## START RECORDS PROVIDED

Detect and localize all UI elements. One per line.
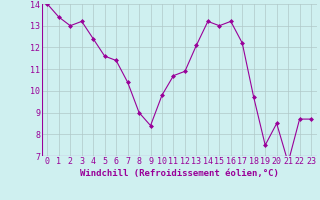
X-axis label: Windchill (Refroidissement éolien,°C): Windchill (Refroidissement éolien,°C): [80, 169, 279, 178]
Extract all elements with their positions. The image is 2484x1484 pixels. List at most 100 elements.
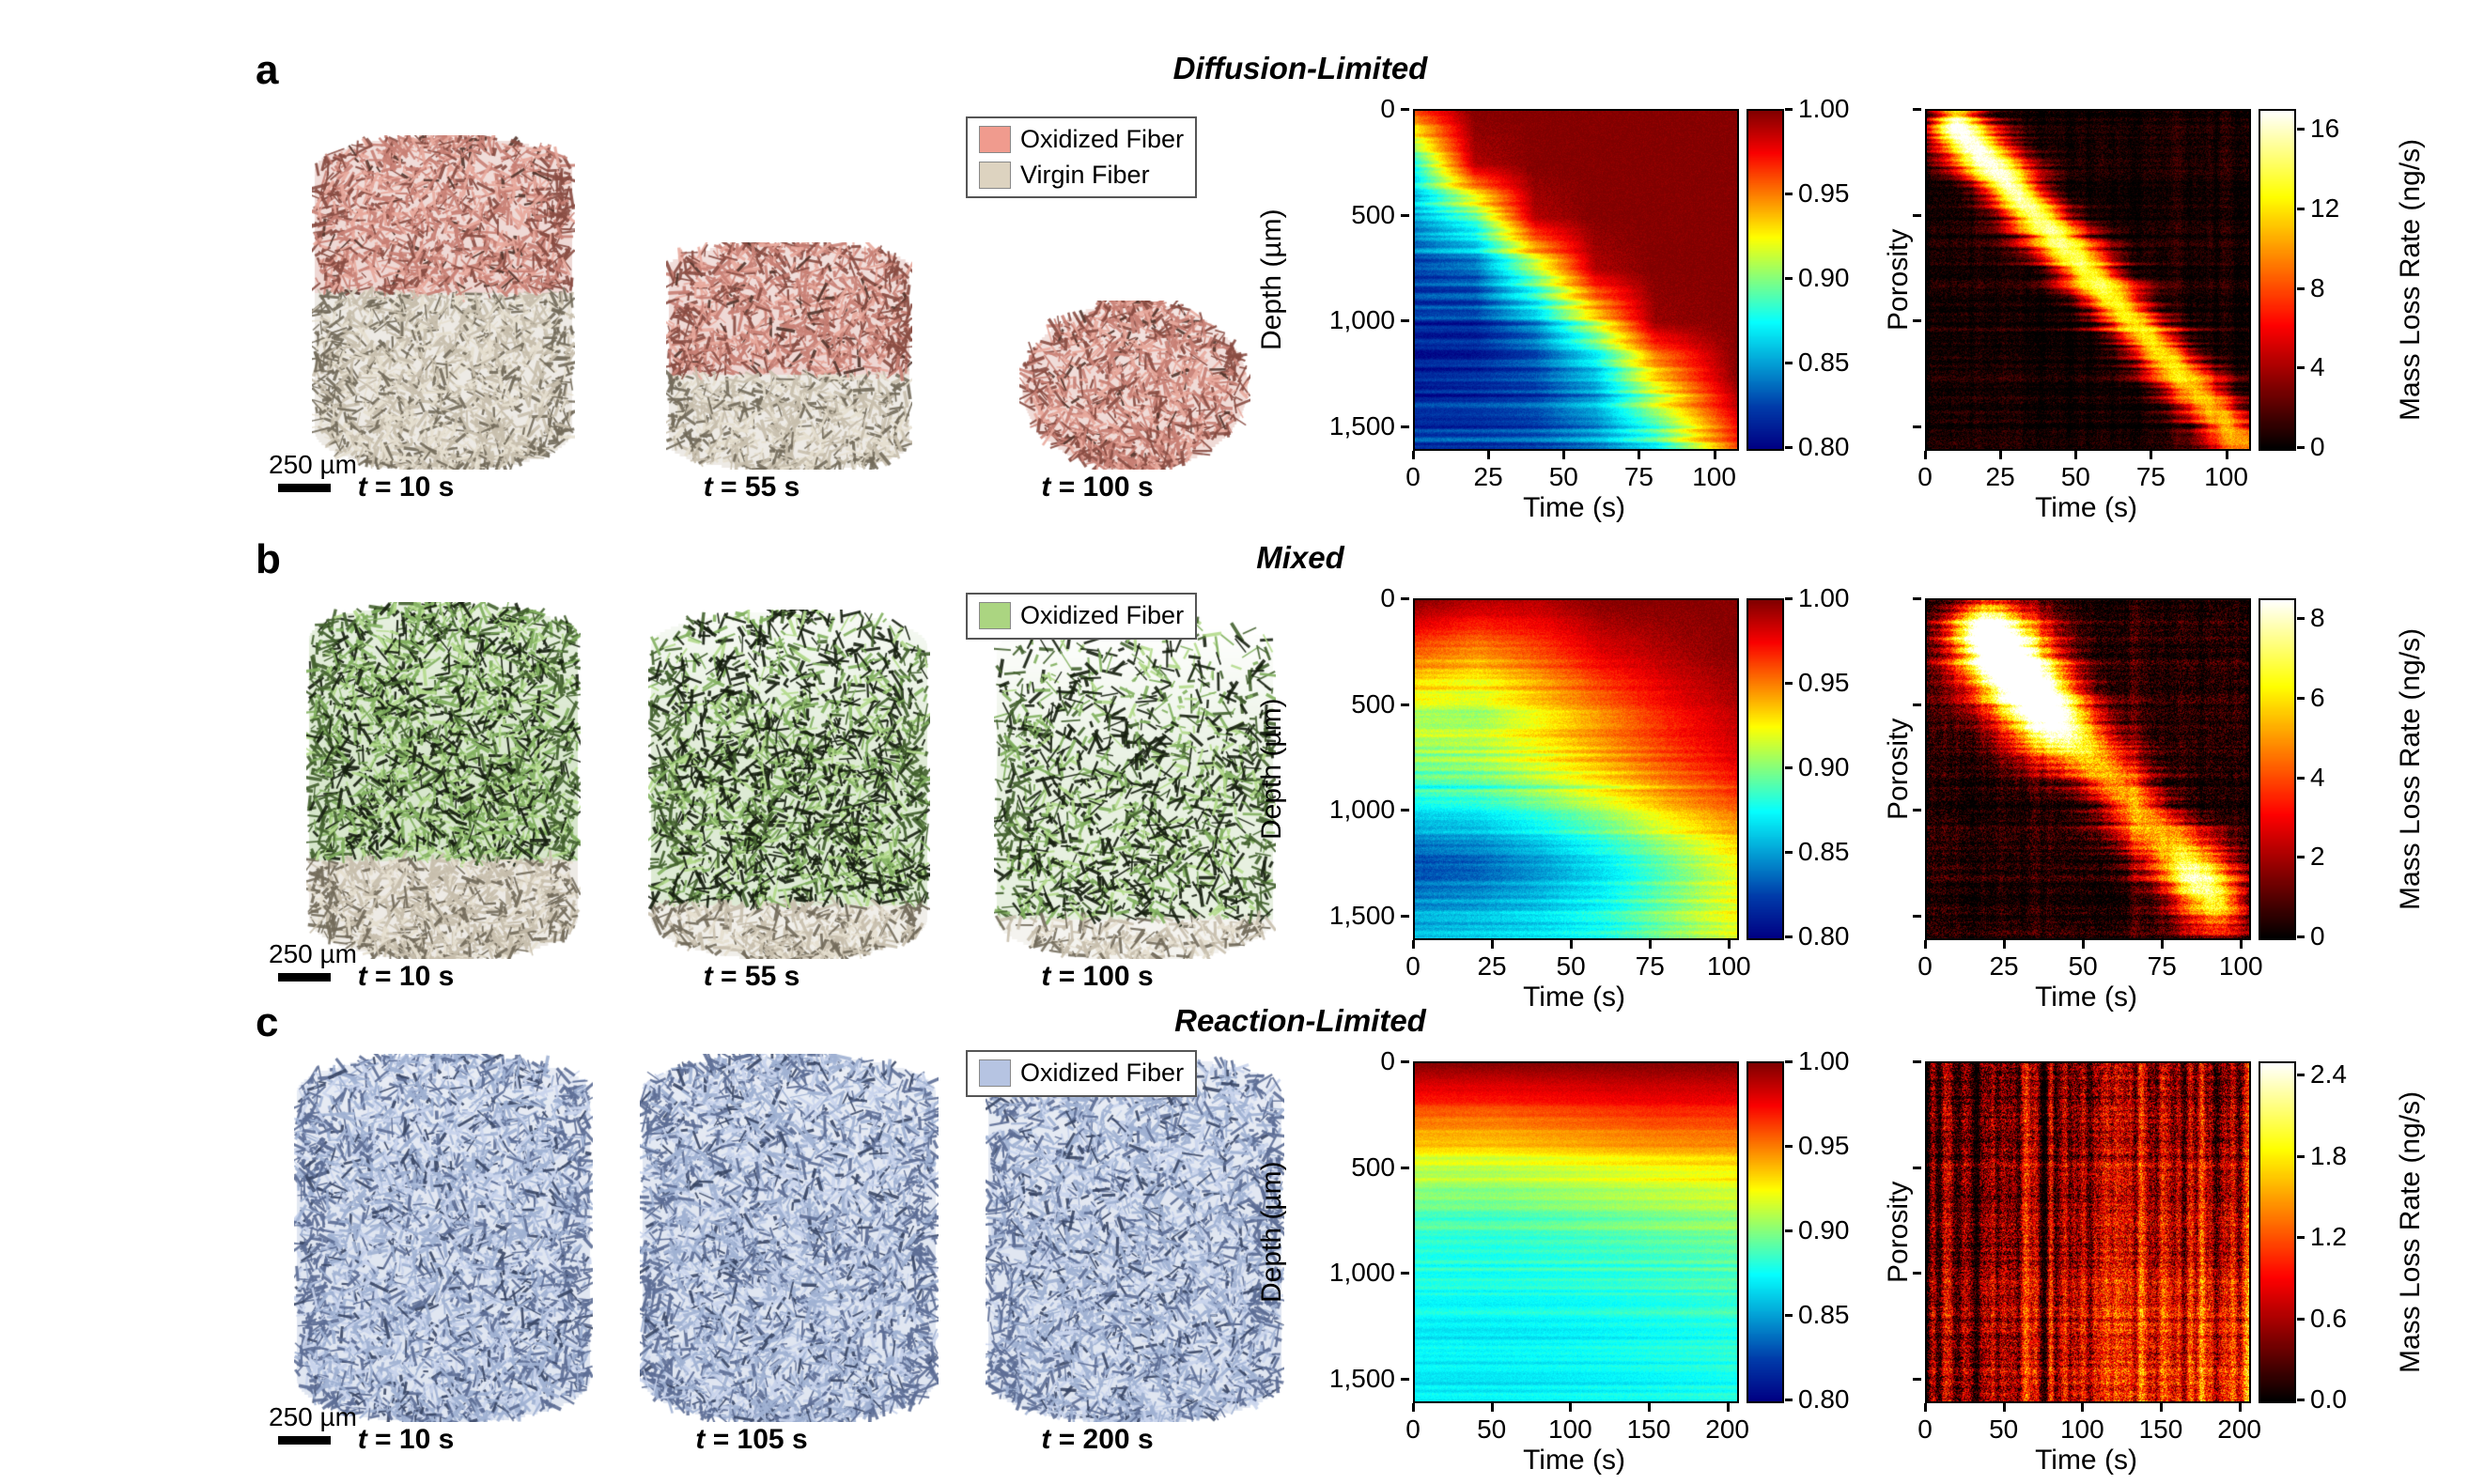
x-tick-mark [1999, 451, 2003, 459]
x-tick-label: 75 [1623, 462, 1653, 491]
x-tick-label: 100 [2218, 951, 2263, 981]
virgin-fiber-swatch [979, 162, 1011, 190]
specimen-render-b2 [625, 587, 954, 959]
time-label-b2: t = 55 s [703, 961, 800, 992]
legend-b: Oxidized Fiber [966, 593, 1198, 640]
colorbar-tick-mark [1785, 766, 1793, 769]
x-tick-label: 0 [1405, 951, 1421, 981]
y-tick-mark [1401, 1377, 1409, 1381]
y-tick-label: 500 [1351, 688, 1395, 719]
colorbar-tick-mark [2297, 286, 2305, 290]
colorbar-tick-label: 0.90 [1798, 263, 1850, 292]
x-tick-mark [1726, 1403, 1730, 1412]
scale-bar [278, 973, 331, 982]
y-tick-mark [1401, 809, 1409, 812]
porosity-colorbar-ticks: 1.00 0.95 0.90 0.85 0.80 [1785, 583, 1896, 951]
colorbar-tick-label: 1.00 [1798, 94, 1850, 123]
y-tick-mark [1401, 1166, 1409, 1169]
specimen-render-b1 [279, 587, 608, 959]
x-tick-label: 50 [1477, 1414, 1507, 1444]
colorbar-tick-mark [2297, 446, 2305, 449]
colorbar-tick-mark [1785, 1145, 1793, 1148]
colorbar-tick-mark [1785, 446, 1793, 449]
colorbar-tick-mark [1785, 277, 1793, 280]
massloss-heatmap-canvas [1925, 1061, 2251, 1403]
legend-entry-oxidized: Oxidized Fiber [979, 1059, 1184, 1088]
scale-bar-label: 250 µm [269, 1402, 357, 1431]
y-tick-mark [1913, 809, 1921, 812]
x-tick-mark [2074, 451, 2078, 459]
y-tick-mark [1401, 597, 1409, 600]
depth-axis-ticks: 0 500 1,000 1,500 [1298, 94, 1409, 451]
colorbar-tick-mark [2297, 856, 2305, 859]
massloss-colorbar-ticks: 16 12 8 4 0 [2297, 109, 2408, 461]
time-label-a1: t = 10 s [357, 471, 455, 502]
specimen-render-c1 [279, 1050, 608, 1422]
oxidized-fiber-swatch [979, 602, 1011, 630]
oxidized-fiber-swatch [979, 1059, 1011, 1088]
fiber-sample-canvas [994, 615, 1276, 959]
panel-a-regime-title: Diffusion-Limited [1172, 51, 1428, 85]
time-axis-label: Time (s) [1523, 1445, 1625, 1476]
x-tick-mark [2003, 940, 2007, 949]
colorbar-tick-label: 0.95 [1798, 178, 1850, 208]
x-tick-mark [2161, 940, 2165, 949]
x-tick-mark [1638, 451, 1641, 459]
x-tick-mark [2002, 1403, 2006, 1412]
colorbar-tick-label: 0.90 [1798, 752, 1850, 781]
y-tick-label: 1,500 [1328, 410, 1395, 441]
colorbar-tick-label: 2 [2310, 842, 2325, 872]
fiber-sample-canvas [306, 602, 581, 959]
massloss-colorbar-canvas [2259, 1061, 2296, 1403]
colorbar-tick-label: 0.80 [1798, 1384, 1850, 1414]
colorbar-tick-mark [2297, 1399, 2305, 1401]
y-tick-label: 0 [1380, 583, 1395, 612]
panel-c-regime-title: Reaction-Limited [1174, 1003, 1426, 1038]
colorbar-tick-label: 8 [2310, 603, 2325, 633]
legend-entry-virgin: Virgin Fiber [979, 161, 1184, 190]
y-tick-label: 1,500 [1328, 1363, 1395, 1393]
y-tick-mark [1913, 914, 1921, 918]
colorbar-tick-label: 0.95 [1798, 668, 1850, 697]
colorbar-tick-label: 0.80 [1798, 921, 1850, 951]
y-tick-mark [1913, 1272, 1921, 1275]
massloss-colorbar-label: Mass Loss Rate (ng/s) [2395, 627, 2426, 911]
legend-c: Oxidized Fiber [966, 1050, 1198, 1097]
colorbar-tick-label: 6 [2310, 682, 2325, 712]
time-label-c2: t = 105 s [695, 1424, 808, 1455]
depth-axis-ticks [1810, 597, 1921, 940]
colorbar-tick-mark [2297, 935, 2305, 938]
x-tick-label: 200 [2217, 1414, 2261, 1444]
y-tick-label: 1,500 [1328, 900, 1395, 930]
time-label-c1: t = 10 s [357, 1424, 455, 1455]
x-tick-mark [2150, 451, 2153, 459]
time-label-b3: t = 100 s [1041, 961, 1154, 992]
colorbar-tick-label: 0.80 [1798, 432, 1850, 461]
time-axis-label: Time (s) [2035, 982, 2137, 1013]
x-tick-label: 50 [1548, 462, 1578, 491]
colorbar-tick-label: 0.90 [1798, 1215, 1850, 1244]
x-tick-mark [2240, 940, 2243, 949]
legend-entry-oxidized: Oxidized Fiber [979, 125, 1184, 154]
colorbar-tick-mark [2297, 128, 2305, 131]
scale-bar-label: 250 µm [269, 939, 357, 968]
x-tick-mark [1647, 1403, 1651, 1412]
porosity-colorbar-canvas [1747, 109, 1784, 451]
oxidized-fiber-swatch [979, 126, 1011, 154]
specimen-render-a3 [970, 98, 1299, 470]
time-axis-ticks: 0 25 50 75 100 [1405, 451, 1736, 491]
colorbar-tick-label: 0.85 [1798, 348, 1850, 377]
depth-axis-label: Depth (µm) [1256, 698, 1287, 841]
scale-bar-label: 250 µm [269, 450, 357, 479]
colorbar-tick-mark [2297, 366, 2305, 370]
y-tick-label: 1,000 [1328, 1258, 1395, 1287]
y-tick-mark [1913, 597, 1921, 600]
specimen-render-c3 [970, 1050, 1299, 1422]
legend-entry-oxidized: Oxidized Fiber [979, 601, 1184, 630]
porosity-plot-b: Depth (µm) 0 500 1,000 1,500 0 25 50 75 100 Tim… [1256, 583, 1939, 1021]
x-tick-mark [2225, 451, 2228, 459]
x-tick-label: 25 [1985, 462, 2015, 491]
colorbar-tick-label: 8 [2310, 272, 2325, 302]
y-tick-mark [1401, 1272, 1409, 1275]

## END RECORDS PROVIDED
## START RECORDS PROVIDED

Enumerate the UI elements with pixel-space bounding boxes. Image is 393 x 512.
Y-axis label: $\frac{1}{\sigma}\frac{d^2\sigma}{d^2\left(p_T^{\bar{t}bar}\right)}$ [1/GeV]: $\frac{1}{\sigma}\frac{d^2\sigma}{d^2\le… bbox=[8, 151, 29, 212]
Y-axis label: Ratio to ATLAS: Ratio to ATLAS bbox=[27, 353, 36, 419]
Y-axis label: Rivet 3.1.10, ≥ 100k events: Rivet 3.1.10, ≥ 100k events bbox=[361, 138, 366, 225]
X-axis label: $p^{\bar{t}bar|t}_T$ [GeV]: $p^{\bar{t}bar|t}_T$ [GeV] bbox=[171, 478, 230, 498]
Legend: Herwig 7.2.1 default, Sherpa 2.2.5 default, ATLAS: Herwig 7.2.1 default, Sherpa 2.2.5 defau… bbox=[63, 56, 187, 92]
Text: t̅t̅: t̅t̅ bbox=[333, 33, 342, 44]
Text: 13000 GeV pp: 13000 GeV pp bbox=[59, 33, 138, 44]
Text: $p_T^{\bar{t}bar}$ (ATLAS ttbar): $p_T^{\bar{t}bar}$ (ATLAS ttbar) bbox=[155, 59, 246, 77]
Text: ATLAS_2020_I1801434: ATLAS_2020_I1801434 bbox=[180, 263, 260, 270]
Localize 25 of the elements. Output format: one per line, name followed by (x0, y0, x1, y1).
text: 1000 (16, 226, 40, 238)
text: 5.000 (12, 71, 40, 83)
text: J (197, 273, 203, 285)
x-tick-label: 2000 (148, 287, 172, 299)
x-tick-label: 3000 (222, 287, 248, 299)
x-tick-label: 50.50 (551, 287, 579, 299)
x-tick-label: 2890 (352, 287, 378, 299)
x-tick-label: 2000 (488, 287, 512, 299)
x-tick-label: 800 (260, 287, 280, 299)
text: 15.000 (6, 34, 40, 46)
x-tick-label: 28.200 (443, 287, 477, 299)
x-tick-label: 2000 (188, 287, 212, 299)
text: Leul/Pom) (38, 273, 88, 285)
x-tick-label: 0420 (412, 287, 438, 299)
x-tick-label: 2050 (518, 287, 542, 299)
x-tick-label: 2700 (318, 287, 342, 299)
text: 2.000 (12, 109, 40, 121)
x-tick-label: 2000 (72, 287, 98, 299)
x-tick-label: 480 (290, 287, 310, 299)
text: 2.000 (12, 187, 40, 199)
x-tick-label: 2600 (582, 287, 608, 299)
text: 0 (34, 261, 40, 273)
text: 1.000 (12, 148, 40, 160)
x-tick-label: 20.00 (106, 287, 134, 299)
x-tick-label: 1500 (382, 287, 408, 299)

## END RECORDS PROVIDED

Return the rows verbatim, starting at the one containing "Detect and localize" and ending at the one containing "Extract all elements", both included. Leave the pictures out of your answer.

COMPLETED EXERCISE:
Detect and localize all UI elements. One per line.
X-axis label: Windchill (Refroidissement éolien,°C): Windchill (Refroidissement éolien,°C): [80, 169, 279, 178]
Extract all elements with their positions. The image is 2484x1484 pixels. List at most 100 elements.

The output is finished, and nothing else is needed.